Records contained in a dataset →
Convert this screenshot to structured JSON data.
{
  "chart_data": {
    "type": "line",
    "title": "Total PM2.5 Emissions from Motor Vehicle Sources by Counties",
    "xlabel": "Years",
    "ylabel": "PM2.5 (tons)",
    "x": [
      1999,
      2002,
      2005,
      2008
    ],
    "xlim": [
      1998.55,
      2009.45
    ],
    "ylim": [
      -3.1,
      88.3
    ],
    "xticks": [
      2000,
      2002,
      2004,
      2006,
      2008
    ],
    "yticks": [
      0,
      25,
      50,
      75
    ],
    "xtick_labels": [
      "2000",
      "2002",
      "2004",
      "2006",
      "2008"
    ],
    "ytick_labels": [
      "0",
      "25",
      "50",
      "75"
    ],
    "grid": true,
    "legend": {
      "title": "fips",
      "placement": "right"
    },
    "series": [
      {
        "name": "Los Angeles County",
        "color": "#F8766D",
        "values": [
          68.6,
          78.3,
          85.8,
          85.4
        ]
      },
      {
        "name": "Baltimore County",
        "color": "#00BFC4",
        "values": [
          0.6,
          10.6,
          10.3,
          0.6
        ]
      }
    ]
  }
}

PROBLEM REQUIREMENTS →
Write out every entry word for word.

TASK SOLUTION →
Convert this screenshot to structured JSON data.
{
  "chart_data": {
    "type": "line",
    "title": "Total PM2.5 Emissions from Motor Vehicle Sources by Counties",
    "xlabel": "Years",
    "ylabel": "PM2.5 (tons)",
    "x": [
      1999,
      2002,
      2005,
      2008
    ],
    "xlim": [
      1998.55,
      2009.45
    ],
    "ylim": [
      -3.1,
      88.3
    ],
    "xticks": [
      2000,
      2002,
      2004,
      2006,
      2008
    ],
    "yticks": [
      0,
      25,
      50,
      75
    ],
    "xtick_labels": [
      "2000",
      "2002",
      "2004",
      "2006",
      "2008"
    ],
    "ytick_labels": [
      "0",
      "25",
      "50",
      "75"
    ],
    "grid": true,
    "legend": {
      "title": "fips",
      "placement": "right"
    },
    "series": [
      {
        "name": "Los Angeles County",
        "color": "#F8766D",
        "values": [
          68.6,
          78.3,
          85.8,
          85.4
        ]
      },
      {
        "name": "Baltimore County",
        "color": "#00BFC4",
        "values": [
          0.6,
          10.6,
          10.3,
          0.6
        ]
      }
    ]
  }
}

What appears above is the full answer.